**Stated task**
Answer with one number: the count of lines in the listing below that hold the word "μίαν".

----- Data for processing -----

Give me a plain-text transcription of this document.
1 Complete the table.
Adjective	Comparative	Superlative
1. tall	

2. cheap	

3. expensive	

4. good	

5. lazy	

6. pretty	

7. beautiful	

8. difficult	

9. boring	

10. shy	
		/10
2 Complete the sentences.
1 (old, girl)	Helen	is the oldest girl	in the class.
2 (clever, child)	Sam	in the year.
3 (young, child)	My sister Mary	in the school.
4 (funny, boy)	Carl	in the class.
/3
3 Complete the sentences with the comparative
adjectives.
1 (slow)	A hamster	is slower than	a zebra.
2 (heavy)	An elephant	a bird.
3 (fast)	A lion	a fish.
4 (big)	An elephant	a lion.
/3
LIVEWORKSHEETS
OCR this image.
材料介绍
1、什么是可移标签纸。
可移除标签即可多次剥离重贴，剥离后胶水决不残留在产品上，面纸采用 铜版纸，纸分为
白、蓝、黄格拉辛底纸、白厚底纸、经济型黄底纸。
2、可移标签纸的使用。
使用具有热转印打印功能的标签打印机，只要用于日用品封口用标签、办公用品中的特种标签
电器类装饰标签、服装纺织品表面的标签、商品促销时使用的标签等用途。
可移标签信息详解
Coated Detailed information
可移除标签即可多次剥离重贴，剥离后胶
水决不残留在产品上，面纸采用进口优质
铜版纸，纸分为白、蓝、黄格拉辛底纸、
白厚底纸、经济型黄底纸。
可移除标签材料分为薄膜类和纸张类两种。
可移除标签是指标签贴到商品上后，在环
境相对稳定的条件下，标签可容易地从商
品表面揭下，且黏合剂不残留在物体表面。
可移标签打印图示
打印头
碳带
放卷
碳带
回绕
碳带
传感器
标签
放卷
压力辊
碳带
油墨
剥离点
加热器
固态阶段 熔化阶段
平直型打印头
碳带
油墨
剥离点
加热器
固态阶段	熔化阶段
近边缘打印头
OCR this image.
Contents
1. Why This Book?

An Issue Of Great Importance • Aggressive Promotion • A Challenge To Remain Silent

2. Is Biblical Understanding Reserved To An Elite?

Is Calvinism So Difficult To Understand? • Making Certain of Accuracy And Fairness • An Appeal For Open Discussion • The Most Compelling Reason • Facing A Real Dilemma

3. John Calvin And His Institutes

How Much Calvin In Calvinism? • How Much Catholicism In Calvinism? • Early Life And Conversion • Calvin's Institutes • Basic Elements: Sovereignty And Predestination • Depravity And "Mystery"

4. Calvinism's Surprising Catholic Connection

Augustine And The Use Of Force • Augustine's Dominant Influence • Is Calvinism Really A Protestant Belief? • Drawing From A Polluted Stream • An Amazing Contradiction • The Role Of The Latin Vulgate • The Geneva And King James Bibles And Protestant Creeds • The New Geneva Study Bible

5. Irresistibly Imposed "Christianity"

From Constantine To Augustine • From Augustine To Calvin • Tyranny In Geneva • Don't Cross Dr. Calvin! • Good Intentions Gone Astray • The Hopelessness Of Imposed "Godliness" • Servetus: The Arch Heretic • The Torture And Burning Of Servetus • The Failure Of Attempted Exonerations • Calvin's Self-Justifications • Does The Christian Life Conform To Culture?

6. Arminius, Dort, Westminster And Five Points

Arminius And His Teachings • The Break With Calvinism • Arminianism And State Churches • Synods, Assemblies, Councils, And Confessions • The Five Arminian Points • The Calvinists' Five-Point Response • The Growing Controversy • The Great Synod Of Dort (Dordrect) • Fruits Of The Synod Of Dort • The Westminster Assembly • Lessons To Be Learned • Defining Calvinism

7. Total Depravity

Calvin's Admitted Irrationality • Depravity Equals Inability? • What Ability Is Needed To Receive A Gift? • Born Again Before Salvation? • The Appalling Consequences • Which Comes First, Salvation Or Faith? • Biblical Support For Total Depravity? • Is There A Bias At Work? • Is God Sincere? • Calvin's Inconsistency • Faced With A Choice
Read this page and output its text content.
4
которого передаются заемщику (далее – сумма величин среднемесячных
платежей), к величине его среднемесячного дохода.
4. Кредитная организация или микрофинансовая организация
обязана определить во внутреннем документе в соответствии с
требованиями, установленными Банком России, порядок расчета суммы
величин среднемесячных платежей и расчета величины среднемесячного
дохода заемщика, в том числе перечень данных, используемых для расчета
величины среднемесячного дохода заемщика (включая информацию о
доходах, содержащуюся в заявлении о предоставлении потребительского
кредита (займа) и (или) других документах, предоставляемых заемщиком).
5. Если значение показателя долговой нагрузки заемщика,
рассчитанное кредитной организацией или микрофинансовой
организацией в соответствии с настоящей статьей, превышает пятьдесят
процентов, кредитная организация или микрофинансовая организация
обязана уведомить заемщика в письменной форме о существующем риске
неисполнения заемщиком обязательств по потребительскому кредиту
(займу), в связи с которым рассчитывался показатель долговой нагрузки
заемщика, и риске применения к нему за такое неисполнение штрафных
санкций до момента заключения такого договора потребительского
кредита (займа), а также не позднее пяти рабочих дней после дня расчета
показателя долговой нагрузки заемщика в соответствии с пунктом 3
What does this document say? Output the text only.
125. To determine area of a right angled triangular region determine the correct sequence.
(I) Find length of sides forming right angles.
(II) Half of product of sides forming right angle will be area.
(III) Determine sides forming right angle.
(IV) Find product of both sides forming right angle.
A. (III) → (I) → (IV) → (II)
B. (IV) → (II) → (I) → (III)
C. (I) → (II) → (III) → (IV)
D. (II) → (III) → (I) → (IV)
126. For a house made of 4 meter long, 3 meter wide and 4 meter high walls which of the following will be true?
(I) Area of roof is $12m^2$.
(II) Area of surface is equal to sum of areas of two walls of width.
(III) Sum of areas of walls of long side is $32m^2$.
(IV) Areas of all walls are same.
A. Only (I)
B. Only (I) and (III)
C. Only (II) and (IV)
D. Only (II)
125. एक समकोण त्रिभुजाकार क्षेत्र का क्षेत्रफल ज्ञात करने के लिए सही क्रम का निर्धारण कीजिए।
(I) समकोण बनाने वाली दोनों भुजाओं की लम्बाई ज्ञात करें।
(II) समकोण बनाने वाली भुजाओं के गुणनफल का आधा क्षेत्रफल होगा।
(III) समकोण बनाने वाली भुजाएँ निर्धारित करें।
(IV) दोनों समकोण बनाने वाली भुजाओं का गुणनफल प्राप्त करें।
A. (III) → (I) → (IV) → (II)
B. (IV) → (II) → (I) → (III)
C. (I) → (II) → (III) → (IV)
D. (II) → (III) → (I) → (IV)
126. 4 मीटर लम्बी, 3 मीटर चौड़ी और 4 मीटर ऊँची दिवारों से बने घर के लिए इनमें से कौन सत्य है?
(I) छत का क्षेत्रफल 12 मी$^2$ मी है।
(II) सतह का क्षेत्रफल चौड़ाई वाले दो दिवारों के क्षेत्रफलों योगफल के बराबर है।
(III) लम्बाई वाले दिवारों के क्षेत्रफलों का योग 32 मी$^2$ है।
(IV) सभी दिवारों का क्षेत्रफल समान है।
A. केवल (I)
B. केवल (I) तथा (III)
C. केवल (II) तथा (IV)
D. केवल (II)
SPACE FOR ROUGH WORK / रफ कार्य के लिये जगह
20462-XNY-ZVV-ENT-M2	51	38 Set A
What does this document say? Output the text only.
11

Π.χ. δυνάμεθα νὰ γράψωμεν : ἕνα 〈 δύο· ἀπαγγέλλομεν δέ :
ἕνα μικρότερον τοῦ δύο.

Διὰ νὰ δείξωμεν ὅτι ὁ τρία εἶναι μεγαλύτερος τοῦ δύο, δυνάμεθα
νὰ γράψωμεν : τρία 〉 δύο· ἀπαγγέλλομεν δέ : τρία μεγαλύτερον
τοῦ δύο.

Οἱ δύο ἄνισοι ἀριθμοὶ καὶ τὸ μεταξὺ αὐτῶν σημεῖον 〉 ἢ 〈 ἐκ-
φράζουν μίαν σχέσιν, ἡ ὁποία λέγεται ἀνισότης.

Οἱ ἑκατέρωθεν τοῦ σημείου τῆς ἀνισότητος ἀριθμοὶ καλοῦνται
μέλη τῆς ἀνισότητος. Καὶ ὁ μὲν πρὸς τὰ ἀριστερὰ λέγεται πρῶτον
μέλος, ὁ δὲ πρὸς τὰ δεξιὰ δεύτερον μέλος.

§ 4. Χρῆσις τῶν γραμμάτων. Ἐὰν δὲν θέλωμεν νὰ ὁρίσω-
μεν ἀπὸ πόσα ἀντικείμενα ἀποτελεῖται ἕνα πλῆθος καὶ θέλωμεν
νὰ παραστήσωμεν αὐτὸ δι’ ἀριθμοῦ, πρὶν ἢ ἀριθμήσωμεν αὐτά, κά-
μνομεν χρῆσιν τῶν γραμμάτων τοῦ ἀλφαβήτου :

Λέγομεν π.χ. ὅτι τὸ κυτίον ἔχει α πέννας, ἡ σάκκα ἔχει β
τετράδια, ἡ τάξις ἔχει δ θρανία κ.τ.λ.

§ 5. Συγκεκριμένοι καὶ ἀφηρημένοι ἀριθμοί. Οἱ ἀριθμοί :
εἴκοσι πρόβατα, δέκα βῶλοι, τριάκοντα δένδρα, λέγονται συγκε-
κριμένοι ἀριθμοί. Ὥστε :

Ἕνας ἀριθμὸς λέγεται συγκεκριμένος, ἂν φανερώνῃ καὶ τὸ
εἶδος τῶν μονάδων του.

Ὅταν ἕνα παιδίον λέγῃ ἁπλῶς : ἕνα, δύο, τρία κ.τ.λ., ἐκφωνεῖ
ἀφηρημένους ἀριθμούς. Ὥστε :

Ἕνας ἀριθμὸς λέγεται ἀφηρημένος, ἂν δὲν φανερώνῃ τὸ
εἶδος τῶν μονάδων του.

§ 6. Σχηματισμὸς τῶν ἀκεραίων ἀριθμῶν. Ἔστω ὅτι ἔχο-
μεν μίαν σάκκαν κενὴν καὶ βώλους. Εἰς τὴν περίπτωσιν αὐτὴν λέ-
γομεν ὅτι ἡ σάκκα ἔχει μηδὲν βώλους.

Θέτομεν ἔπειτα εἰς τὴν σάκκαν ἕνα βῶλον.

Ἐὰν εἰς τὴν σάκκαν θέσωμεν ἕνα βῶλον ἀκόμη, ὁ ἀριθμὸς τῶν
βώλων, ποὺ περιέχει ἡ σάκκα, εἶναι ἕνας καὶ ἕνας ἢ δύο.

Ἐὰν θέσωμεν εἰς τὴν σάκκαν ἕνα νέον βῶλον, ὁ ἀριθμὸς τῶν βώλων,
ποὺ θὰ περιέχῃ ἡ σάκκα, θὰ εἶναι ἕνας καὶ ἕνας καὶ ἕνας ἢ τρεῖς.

-----

**Exercise result**
2